What you should do: Below are the records; pull every line that includes "labels".

Data in this exercise:
════
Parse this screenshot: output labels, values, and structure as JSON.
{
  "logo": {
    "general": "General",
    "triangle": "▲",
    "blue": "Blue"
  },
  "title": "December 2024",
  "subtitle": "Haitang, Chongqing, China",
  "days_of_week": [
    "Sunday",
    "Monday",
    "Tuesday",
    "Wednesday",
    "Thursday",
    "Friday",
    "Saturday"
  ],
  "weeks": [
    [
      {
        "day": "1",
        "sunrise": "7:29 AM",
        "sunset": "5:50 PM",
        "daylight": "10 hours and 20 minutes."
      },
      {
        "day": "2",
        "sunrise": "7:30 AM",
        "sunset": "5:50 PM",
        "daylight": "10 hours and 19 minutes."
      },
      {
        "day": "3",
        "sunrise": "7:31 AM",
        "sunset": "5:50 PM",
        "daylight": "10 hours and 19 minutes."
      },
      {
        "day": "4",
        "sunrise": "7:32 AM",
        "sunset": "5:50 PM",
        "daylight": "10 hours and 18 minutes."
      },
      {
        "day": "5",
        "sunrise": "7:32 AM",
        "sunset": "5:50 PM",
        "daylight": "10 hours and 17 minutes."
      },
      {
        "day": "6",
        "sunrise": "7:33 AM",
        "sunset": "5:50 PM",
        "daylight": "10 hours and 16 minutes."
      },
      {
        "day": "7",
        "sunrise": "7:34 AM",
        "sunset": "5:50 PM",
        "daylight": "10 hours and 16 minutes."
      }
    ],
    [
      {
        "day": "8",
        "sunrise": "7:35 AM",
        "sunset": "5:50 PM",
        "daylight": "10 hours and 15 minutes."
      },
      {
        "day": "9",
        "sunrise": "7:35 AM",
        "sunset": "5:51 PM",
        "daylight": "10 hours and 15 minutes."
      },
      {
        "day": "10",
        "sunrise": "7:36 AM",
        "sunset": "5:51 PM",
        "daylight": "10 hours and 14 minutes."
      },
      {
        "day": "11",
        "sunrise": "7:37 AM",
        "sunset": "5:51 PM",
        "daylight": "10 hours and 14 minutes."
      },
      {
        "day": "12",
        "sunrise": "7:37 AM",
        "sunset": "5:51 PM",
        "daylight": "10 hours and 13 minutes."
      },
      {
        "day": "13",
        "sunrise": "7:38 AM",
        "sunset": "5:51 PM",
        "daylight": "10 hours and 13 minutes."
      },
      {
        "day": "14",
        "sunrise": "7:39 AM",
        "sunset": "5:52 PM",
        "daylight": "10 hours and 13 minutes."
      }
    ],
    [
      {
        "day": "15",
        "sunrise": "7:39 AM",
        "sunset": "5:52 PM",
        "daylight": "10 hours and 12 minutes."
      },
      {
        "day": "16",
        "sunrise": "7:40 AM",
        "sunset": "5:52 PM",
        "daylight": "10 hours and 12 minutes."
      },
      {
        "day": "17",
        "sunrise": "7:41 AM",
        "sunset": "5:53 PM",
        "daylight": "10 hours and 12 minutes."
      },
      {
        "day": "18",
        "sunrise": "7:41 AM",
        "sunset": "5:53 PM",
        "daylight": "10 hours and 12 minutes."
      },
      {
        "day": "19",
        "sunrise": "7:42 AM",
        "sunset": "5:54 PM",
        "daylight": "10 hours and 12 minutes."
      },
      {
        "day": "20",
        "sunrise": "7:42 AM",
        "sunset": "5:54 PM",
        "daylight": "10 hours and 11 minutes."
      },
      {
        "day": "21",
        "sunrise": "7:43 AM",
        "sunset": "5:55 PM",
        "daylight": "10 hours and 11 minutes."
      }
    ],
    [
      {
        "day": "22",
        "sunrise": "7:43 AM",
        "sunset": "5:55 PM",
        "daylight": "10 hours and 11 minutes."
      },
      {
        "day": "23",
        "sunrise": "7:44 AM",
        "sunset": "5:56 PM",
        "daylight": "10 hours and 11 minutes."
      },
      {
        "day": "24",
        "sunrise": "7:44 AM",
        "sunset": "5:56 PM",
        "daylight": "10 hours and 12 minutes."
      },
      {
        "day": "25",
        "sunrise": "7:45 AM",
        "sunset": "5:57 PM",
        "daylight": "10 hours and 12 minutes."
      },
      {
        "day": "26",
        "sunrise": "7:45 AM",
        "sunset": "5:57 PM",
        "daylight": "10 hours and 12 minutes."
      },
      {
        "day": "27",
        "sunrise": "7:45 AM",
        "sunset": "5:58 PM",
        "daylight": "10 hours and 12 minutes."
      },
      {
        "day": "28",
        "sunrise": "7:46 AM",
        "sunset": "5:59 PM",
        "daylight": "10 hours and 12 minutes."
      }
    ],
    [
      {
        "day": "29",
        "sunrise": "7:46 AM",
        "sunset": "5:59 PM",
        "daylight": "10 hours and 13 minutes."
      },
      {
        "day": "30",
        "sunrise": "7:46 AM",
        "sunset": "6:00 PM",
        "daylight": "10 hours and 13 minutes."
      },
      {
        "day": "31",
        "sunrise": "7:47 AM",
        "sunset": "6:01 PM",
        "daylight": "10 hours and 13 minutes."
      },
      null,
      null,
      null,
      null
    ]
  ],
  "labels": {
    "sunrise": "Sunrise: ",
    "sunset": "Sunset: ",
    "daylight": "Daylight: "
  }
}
════
The result:
Parse this screenshot: output labels, values, and structure as JSON.
  "labels": {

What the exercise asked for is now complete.